__Given request__
Copy the entries below exactly. Images do not belong in the copy.

──────── Dataset ────────

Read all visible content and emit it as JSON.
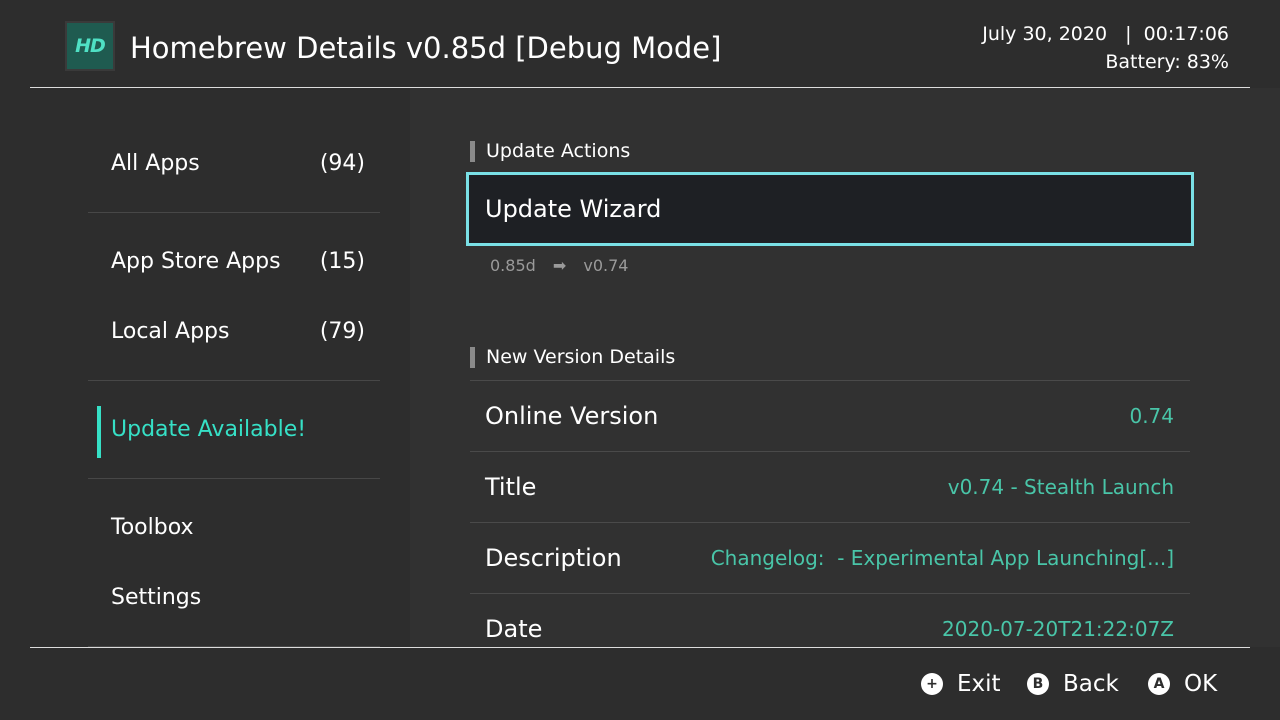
{
  "header": {
    "logo_text": "HD",
    "title": "Homebrew Details v0.85d [Debug Mode]",
    "datetime": "July 30, 2020   |  00:17:06",
    "battery": "Battery: 83%"
  },
  "sidebar": {
    "items": [
      {
        "label": "All Apps",
        "count": "(94)"
      },
      {
        "label": "App Store Apps",
        "count": "(15)"
      },
      {
        "label": "Local Apps",
        "count": "(79)"
      },
      {
        "label": "Update Available!",
        "count": ""
      },
      {
        "label": "Toolbox",
        "count": ""
      },
      {
        "label": "Settings",
        "count": ""
      }
    ],
    "active_color": "#36e0c6"
  },
  "main": {
    "update_actions_header": "Update Actions",
    "wizard_label": "Update Wizard",
    "current_version": "0.85d",
    "arrow": "➡",
    "target_version": "v0.74",
    "details_header": "New Version Details",
    "rows": [
      {
        "key": "Online Version",
        "value": "0.74"
      },
      {
        "key": "Title",
        "value": "v0.74 - Stealth Launch"
      },
      {
        "key": "Description",
        "value": "Changelog:  - Experimental App Launching[...]"
      },
      {
        "key": "Date",
        "value": "2020-07-20T21:22:07Z"
      }
    ],
    "value_color": "#49c5a8",
    "focus_color": "#7ae0e6"
  },
  "footer": {
    "buttons": [
      {
        "glyph": "+",
        "label": "Exit",
        "icon": "plus-button-icon"
      },
      {
        "glyph": "B",
        "label": "Back",
        "icon": "b-button-icon"
      },
      {
        "glyph": "A",
        "label": "OK",
        "icon": "a-button-icon"
      }
    ]
  }
}
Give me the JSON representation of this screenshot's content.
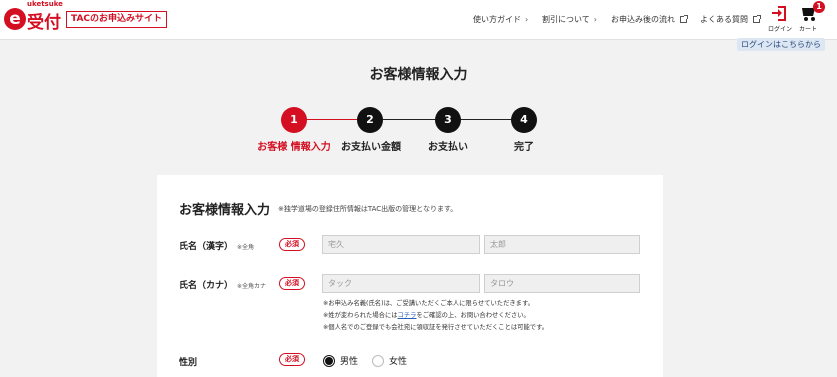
{
  "header": {
    "logo_small": "uketsuke",
    "logo_main": "受付",
    "tac_badge": "TACのお申込みサイト",
    "nav": [
      {
        "label": "使い方ガイド",
        "icon": "chevron-right-icon"
      },
      {
        "label": "割引について",
        "icon": "chevron-right-icon"
      },
      {
        "label": "お申込み後の流れ",
        "icon": "external-link-icon"
      },
      {
        "label": "よくある質問",
        "icon": "external-link-icon"
      }
    ],
    "login_label": "ログイン",
    "cart_label": "カート",
    "cart_count": "1",
    "login_link": "ログインはこちらから"
  },
  "page": {
    "title": "お客様情報入力"
  },
  "steps": [
    {
      "number": "1",
      "label": "お客様 情報入力",
      "active": true
    },
    {
      "number": "2",
      "label": "お支払い金額",
      "active": false
    },
    {
      "number": "3",
      "label": "お支払い",
      "active": false
    },
    {
      "number": "4",
      "label": "完了",
      "active": false
    }
  ],
  "form": {
    "title": "お客様情報入力",
    "title_note": "※独学道場の登録住所情報はTAC出版の管理となります。",
    "required_label": "必須",
    "name_kanji": {
      "label": "氏名（漢字）",
      "sub": "※全角",
      "last_placeholder": "宅久",
      "first_placeholder": "太郎"
    },
    "name_kana": {
      "label": "氏名（カナ）",
      "sub": "※全角カナ",
      "last_placeholder": "タック",
      "first_placeholder": "タロウ"
    },
    "notes": {
      "line1": "※お申込み名義(氏名)は、ご受講いただくご本人に限らせていただきます。",
      "line2_pre": "※姓が変わられた場合には",
      "line2_link": "コチラ",
      "line2_post": "をご確認の上、お問い合わせください。",
      "line3": "※個人名でのご登録でも会社宛に領収証を発行させていただくことは可能です。"
    },
    "gender": {
      "label": "性別",
      "options": [
        {
          "label": "男性",
          "selected": true
        },
        {
          "label": "女性",
          "selected": false
        }
      ]
    }
  },
  "colors": {
    "accent": "#d40f22",
    "background": "#f2f2f2",
    "step_inactive": "#111111"
  }
}
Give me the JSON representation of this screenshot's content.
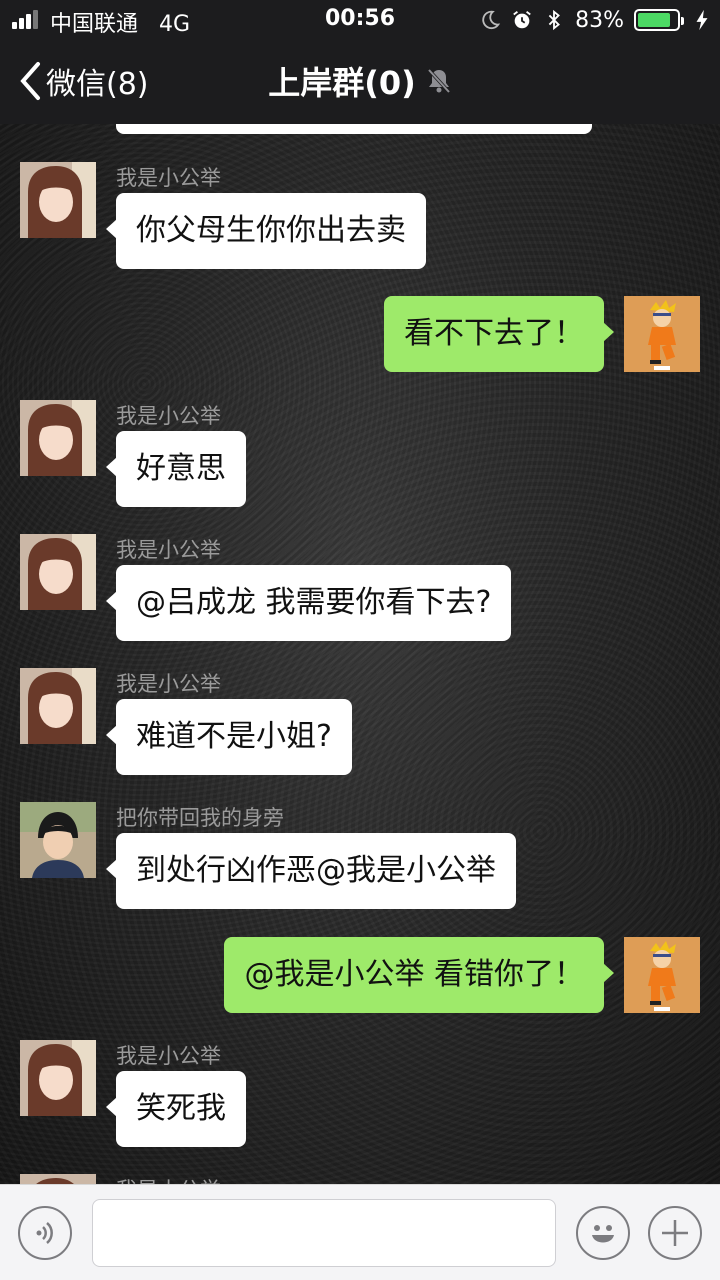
{
  "status_bar": {
    "carrier": "中国联通",
    "network": "4G",
    "time": "00:56",
    "battery_percent": "83%",
    "battery_level": 0.83,
    "icons": [
      "moon-icon",
      "alarm-icon",
      "bluetooth-icon",
      "charging-icon"
    ]
  },
  "nav": {
    "back_label": "微信(8)",
    "title": "上岸群(0)",
    "mute_icon": "bell-muted-icon"
  },
  "messages": [
    {
      "direction": "in",
      "sender": "我是小公举",
      "avatar": "avatar-girl",
      "text": "你父母生你你出去卖"
    },
    {
      "direction": "out",
      "sender": "",
      "avatar": "avatar-naruto",
      "text": "看不下去了！"
    },
    {
      "direction": "in",
      "sender": "我是小公举",
      "avatar": "avatar-girl",
      "text": "好意思"
    },
    {
      "direction": "in",
      "sender": "我是小公举",
      "avatar": "avatar-girl",
      "text": "@吕成龙 我需要你看下去?"
    },
    {
      "direction": "in",
      "sender": "我是小公举",
      "avatar": "avatar-girl",
      "text": "难道不是小姐?"
    },
    {
      "direction": "in",
      "sender": "把你带回我的身旁",
      "avatar": "avatar-boy",
      "text": "到处行凶作恶@我是小公举"
    },
    {
      "direction": "out",
      "sender": "",
      "avatar": "avatar-naruto",
      "text": "@我是小公举 看错你了！"
    },
    {
      "direction": "in",
      "sender": "我是小公举",
      "avatar": "avatar-girl",
      "text": "笑死我"
    }
  ],
  "partial_next_sender": "我是小公举",
  "input_bar": {
    "placeholder": "",
    "voice_icon": "voice-icon",
    "emoji_icon": "emoji-icon",
    "plus_icon": "plus-icon"
  },
  "colors": {
    "header_bg": "#1c1c1e",
    "bubble_in": "#ffffff",
    "bubble_out": "#9eea6a",
    "battery_green": "#4cd964"
  }
}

────────

__Output__
Read all visible content and emit it as JSON.
{
  "header": {
    "logo_text": "HD",
    "title": "Homebrew Details v0.85d [Debug Mode]",
    "datetime": "July 30, 2020   |  00:17:06",
    "battery": "Battery: 83%"
  },
  "sidebar": {
    "items": [
      {
        "label": "All Apps",
        "count": "(94)"
      },
      {
        "label": "App Store Apps",
        "count": "(15)"
      },
      {
        "label": "Local Apps",
        "count": "(79)"
      },
      {
        "label": "Update Available!",
        "count": ""
      },
      {
        "label": "Toolbox",
        "count": ""
      },
      {
        "label": "Settings",
        "count": ""
      }
    ],
    "active_color": "#36e0c6"
  },
  "main": {
    "update_actions_header": "Update Actions",
    "wizard_label": "Update Wizard",
    "current_version": "0.85d",
    "arrow": "➡",
    "target_version": "v0.74",
    "details_header": "New Version Details",
    "rows": [
      {
        "key": "Online Version",
        "value": "0.74"
      },
      {
        "key": "Title",
        "value": "v0.74 - Stealth Launch"
      },
      {
        "key": "Description",
        "value": "Changelog:  - Experimental App Launching[...]"
      },
      {
        "key": "Date",
        "value": "2020-07-20T21:22:07Z"
      }
    ],
    "value_color": "#49c5a8",
    "focus_color": "#7ae0e6"
  },
  "footer": {
    "buttons": [
      {
        "glyph": "+",
        "label": "Exit",
        "icon": "plus-button-icon"
      },
      {
        "glyph": "B",
        "label": "Back",
        "icon": "b-button-icon"
      },
      {
        "glyph": "A",
        "label": "OK",
        "icon": "a-button-icon"
      }
    ]
  }
}
Give me the JSON representation of this screenshot's content.
{
  "header": {
    "logo_small": "uketsuke",
    "logo_main": "受付",
    "tac_badge": "TACのお申込みサイト",
    "nav": [
      {
        "label": "使い方ガイド",
        "icon": "chevron-right-icon"
      },
      {
        "label": "割引について",
        "icon": "chevron-right-icon"
      },
      {
        "label": "お申込み後の流れ",
        "icon": "external-link-icon"
      },
      {
        "label": "よくある質問",
        "icon": "external-link-icon"
      }
    ],
    "login_label": "ログイン",
    "cart_label": "カート",
    "cart_count": "1",
    "login_link": "ログインはこちらから"
  },
  "page": {
    "title": "お客様情報入力"
  },
  "steps": [
    {
      "number": "1",
      "label": "お客様 情報入力",
      "active": true
    },
    {
      "number": "2",
      "label": "お支払い金額",
      "active": false
    },
    {
      "number": "3",
      "label": "お支払い",
      "active": false
    },
    {
      "number": "4",
      "label": "完了",
      "active": false
    }
  ],
  "form": {
    "title": "お客様情報入力",
    "title_note": "※独学道場の登録住所情報はTAC出版の管理となります。",
    "required_label": "必須",
    "name_kanji": {
      "label": "氏名（漢字）",
      "sub": "※全角",
      "last_placeholder": "宅久",
      "first_placeholder": "太郎"
    },
    "name_kana": {
      "label": "氏名（カナ）",
      "sub": "※全角カナ",
      "last_placeholder": "タック",
      "first_placeholder": "タロウ"
    },
    "notes": {
      "line1": "※お申込み名義(氏名)は、ご受講いただくご本人に限らせていただきます。",
      "line2_pre": "※姓が変わられた場合には",
      "line2_link": "コチラ",
      "line2_post": "をご確認の上、お問い合わせください。",
      "line3": "※個人名でのご登録でも会社宛に領収証を発行させていただくことは可能です。"
    },
    "gender": {
      "label": "性別",
      "options": [
        {
          "label": "男性",
          "selected": true
        },
        {
          "label": "女性",
          "selected": false
        }
      ]
    }
  },
  "colors": {
    "accent": "#d40f22",
    "background": "#f2f2f2",
    "step_inactive": "#111111"
  }
}
Give me the JSON representation of this screenshot's content.
{
  "status_bar": {
    "carrier": "中国联通",
    "network": "4G",
    "time": "00:56",
    "battery_percent": "83%",
    "battery_level": 0.83,
    "icons": [
      "moon-icon",
      "alarm-icon",
      "bluetooth-icon",
      "charging-icon"
    ]
  },
  "nav": {
    "back_label": "微信(8)",
    "title": "上岸群(0)",
    "mute_icon": "bell-muted-icon"
  },
  "messages": [
    {
      "direction": "in",
      "sender": "我是小公举",
      "avatar": "avatar-girl",
      "text": "你父母生你你出去卖"
    },
    {
      "direction": "out",
      "sender": "",
      "avatar": "avatar-naruto",
      "text": "看不下去了！"
    },
    {
      "direction": "in",
      "sender": "我是小公举",
      "avatar": "avatar-girl",
      "text": "好意思"
    },
    {
      "direction": "in",
      "sender": "我是小公举",
      "avatar": "avatar-girl",
      "text": "@吕成龙 我需要你看下去?"
    },
    {
      "direction": "in",
      "sender": "我是小公举",
      "avatar": "avatar-girl",
      "text": "难道不是小姐?"
    },
    {
      "direction": "in",
      "sender": "把你带回我的身旁",
      "avatar": "avatar-boy",
      "text": "到处行凶作恶@我是小公举"
    },
    {
      "direction": "out",
      "sender": "",
      "avatar": "avatar-naruto",
      "text": "@我是小公举 看错你了！"
    },
    {
      "direction": "in",
      "sender": "我是小公举",
      "avatar": "avatar-girl",
      "text": "笑死我"
    }
  ],
  "partial_next_sender": "我是小公举",
  "input_bar": {
    "placeholder": "",
    "voice_icon": "voice-icon",
    "emoji_icon": "emoji-icon",
    "plus_icon": "plus-icon"
  },
  "colors": {
    "header_bg": "#1c1c1e",
    "bubble_in": "#ffffff",
    "bubble_out": "#9eea6a",
    "battery_green": "#4cd964"
  }
}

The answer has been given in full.